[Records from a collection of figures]
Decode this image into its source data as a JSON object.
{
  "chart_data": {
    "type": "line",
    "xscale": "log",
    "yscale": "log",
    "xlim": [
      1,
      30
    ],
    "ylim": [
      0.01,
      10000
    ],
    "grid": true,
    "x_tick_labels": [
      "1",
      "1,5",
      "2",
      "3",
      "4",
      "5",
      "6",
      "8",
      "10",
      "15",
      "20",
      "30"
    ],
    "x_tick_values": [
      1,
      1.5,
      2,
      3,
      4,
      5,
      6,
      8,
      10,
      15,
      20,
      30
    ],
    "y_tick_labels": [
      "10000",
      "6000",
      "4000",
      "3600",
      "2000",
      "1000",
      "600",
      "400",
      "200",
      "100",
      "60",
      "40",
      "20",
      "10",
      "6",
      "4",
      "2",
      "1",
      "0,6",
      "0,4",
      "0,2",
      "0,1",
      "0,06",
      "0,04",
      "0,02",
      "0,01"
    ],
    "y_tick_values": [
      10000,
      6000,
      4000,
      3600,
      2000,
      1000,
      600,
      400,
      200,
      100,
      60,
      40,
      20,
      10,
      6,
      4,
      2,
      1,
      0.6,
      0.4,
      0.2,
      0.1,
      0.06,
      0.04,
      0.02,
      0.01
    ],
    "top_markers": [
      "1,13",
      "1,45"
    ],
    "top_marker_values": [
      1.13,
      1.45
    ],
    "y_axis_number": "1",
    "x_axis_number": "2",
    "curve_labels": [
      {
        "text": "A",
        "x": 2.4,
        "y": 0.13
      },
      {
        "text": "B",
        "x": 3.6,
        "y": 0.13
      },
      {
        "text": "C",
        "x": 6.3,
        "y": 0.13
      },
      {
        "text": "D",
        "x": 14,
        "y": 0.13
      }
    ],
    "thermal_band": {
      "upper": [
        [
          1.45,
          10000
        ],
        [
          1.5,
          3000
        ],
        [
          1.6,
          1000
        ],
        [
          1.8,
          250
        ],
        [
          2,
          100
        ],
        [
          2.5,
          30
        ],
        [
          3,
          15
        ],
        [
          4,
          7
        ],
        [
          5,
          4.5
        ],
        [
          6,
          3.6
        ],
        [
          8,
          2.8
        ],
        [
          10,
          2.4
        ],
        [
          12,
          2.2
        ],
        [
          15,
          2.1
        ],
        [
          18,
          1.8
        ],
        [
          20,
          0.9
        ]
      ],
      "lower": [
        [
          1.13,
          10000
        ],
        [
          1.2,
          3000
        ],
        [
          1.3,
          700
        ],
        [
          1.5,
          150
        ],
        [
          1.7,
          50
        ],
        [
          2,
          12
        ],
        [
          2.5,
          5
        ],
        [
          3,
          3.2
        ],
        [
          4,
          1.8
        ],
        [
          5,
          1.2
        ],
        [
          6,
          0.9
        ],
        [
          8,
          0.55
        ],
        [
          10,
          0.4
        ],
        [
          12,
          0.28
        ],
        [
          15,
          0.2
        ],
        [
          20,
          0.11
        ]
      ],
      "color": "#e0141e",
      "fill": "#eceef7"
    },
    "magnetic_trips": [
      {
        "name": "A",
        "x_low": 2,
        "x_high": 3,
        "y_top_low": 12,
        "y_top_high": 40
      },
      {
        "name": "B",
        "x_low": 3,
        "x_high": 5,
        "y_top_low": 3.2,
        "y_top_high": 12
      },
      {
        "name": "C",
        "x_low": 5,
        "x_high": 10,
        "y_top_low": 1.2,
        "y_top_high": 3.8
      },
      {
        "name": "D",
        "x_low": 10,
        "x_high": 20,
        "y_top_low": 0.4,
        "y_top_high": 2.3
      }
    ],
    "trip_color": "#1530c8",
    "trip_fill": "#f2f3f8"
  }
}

(WHAT THE EXERCISE ASKS) Print out every entry, keeping each one exact.

(RESPONSE TO THE TASK)
Decode this image into its source data as a JSON object.
{
  "chart_data": {
    "type": "line",
    "xscale": "log",
    "yscale": "log",
    "xlim": [
      1,
      30
    ],
    "ylim": [
      0.01,
      10000
    ],
    "grid": true,
    "x_tick_labels": [
      "1",
      "1,5",
      "2",
      "3",
      "4",
      "5",
      "6",
      "8",
      "10",
      "15",
      "20",
      "30"
    ],
    "x_tick_values": [
      1,
      1.5,
      2,
      3,
      4,
      5,
      6,
      8,
      10,
      15,
      20,
      30
    ],
    "y_tick_labels": [
      "10000",
      "6000",
      "4000",
      "3600",
      "2000",
      "1000",
      "600",
      "400",
      "200",
      "100",
      "60",
      "40",
      "20",
      "10",
      "6",
      "4",
      "2",
      "1",
      "0,6",
      "0,4",
      "0,2",
      "0,1",
      "0,06",
      "0,04",
      "0,02",
      "0,01"
    ],
    "y_tick_values": [
      10000,
      6000,
      4000,
      3600,
      2000,
      1000,
      600,
      400,
      200,
      100,
      60,
      40,
      20,
      10,
      6,
      4,
      2,
      1,
      0.6,
      0.4,
      0.2,
      0.1,
      0.06,
      0.04,
      0.02,
      0.01
    ],
    "top_markers": [
      "1,13",
      "1,45"
    ],
    "top_marker_values": [
      1.13,
      1.45
    ],
    "y_axis_number": "1",
    "x_axis_number": "2",
    "curve_labels": [
      {
        "text": "A",
        "x": 2.4,
        "y": 0.13
      },
      {
        "text": "B",
        "x": 3.6,
        "y": 0.13
      },
      {
        "text": "C",
        "x": 6.3,
        "y": 0.13
      },
      {
        "text": "D",
        "x": 14,
        "y": 0.13
      }
    ],
    "thermal_band": {
      "upper": [
        [
          1.45,
          10000
        ],
        [
          1.5,
          3000
        ],
        [
          1.6,
          1000
        ],
        [
          1.8,
          250
        ],
        [
          2,
          100
        ],
        [
          2.5,
          30
        ],
        [
          3,
          15
        ],
        [
          4,
          7
        ],
        [
          5,
          4.5
        ],
        [
          6,
          3.6
        ],
        [
          8,
          2.8
        ],
        [
          10,
          2.4
        ],
        [
          12,
          2.2
        ],
        [
          15,
          2.1
        ],
        [
          18,
          1.8
        ],
        [
          20,
          0.9
        ]
      ],
      "lower": [
        [
          1.13,
          10000
        ],
        [
          1.2,
          3000
        ],
        [
          1.3,
          700
        ],
        [
          1.5,
          150
        ],
        [
          1.7,
          50
        ],
        [
          2,
          12
        ],
        [
          2.5,
          5
        ],
        [
          3,
          3.2
        ],
        [
          4,
          1.8
        ],
        [
          5,
          1.2
        ],
        [
          6,
          0.9
        ],
        [
          8,
          0.55
        ],
        [
          10,
          0.4
        ],
        [
          12,
          0.28
        ],
        [
          15,
          0.2
        ],
        [
          20,
          0.11
        ]
      ],
      "color": "#e0141e",
      "fill": "#eceef7"
    },
    "magnetic_trips": [
      {
        "name": "A",
        "x_low": 2,
        "x_high": 3,
        "y_top_low": 12,
        "y_top_high": 40
      },
      {
        "name": "B",
        "x_low": 3,
        "x_high": 5,
        "y_top_low": 3.2,
        "y_top_high": 12
      },
      {
        "name": "C",
        "x_low": 5,
        "x_high": 10,
        "y_top_low": 1.2,
        "y_top_high": 3.8
      },
      {
        "name": "D",
        "x_low": 10,
        "x_high": 20,
        "y_top_low": 0.4,
        "y_top_high": 2.3
      }
    ],
    "trip_color": "#1530c8",
    "trip_fill": "#f2f3f8"
  }
}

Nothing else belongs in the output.